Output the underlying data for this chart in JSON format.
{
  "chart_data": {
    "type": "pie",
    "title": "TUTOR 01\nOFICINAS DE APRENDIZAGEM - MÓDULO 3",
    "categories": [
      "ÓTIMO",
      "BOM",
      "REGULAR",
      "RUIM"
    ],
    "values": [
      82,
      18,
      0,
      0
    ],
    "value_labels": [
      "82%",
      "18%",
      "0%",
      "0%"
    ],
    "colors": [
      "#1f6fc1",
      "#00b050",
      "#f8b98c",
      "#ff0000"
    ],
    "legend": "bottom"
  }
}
============================================================
* Objective
Set down the entries above again, word for word.

* Exercise output
Output the underlying data for this chart in JSON format.
{
  "chart_data": {
    "type": "pie",
    "title": "TUTOR 01\nOFICINAS DE APRENDIZAGEM - MÓDULO 3",
    "categories": [
      "ÓTIMO",
      "BOM",
      "REGULAR",
      "RUIM"
    ],
    "values": [
      82,
      18,
      0,
      0
    ],
    "value_labels": [
      "82%",
      "18%",
      "0%",
      "0%"
    ],
    "colors": [
      "#1f6fc1",
      "#00b050",
      "#f8b98c",
      "#ff0000"
    ],
    "legend": "bottom"
  }
}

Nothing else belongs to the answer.